- **EXERCISE INPUT**
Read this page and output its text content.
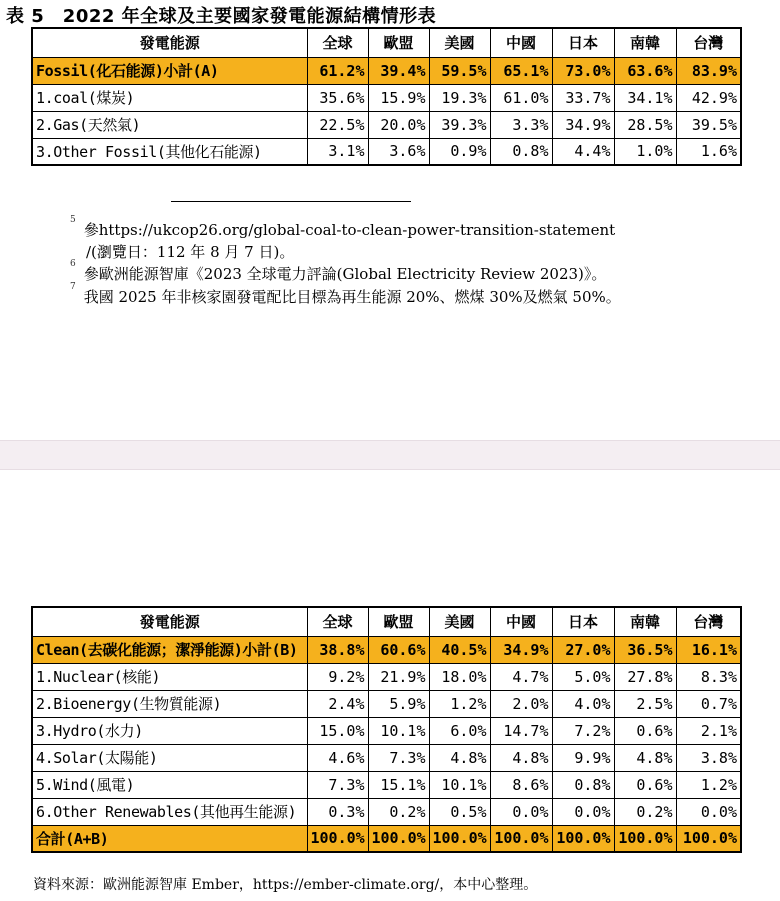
表 5　2022 年全球及主要國家發電能源結構情形表
發電能源	全球	歐盟	美國	中國	日本	南韓	台灣
Fossil(化石能源)小計(A)	61.2%	39.4%	59.5%	65.1%	73.0%	63.6%	83.9%
1.coal(煤炭)	35.6%	15.9%	19.3%	61.0%	33.7%	34.1%	42.9%
2.Gas(天然氣)	22.5%	20.0%	39.3%	3.3%	34.9%	28.5%	39.5%
3.Other Fossil(其他化石能源)	3.1%	3.6%	0.9%	0.8%	4.4%	1.0%	1.6%
$^5$參https://ukcop26.org/global-coal-to-clean-power-transition-statement
/(瀏覽日：112 年 8 月 7 日)。
$^6$參歐洲能源智庫《2023 全球電力評論(Global Electricity Review 2023)》。
$^7$我國 2025 年非核家園發電配比目標為再生能源 20%、燃煤 30%及燃氣 50%。
發電能源	全球	歐盟	美國	中國	日本	南韓	台灣
Clean(去碳化能源；潔淨能源)小計(B)	38.8%	60.6%	40.5%	34.9%	27.0%	36.5%	16.1%
1.Nuclear(核能)	9.2%	21.9%	18.0%	4.7%	5.0%	27.8%	8.3%
2.Bioenergy(生物質能源)	2.4%	5.9%	1.2%	2.0%	4.0%	2.5%	0.7%
3.Hydro(水力)	15.0%	10.1%	6.0%	14.7%	7.2%	0.6%	2.1%
4.Solar(太陽能)	4.6%	7.3%	4.8%	4.8%	9.9%	4.8%	3.8%
5.Wind(風電)	7.3%	15.1%	10.1%	8.6%	0.8%	0.6%	1.2%
6.Other Renewables(其他再生能源)	0.3%	0.2%	0.5%	0.0%	0.0%	0.2%	0.0%
合計(A+B)	100.0%	100.0%	100.0%	100.0%	100.0%	100.0%	100.0%
資料來源：歐洲能源智庫 Ember，https://ember-climate.org/，本中心整理。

- **GOAL**
Transcribe the listing in full. Omit the pictures and keep every line exact.

- **TASK ANSWER**
Read this page and output its text content.
表 5　2022 年全球及主要國家發電能源結構情形表
發電能源	全球	歐盟	美國	中國	日本	南韓	台灣
Fossil(化石能源)小計(A)	61.2%	39.4%	59.5%	65.1%	73.0%	63.6%	83.9%
1.coal(煤炭)	35.6%	15.9%	19.3%	61.0%	33.7%	34.1%	42.9%
2.Gas(天然氣)	22.5%	20.0%	39.3%	3.3%	34.9%	28.5%	39.5%
3.Other Fossil(其他化石能源)	3.1%	3.6%	0.9%	0.8%	4.4%	1.0%	1.6%
$^5$參https://ukcop26.org/global-coal-to-clean-power-transition-statement
/(瀏覽日：112 年 8 月 7 日)。
$^6$參歐洲能源智庫《2023 全球電力評論(Global Electricity Review 2023)》。
$^7$我國 2025 年非核家園發電配比目標為再生能源 20%、燃煤 30%及燃氣 50%。
發電能源	全球	歐盟	美國	中國	日本	南韓	台灣
Clean(去碳化能源；潔淨能源)小計(B)	38.8%	60.6%	40.5%	34.9%	27.0%	36.5%	16.1%
1.Nuclear(核能)	9.2%	21.9%	18.0%	4.7%	5.0%	27.8%	8.3%
2.Bioenergy(生物質能源)	2.4%	5.9%	1.2%	2.0%	4.0%	2.5%	0.7%
3.Hydro(水力)	15.0%	10.1%	6.0%	14.7%	7.2%	0.6%	2.1%
4.Solar(太陽能)	4.6%	7.3%	4.8%	4.8%	9.9%	4.8%	3.8%
5.Wind(風電)	7.3%	15.1%	10.1%	8.6%	0.8%	0.6%	1.2%
6.Other Renewables(其他再生能源)	0.3%	0.2%	0.5%	0.0%	0.0%	0.2%	0.0%
合計(A+B)	100.0%	100.0%	100.0%	100.0%	100.0%	100.0%	100.0%
資料來源：歐洲能源智庫 Ember，https://ember-climate.org/，本中心整理。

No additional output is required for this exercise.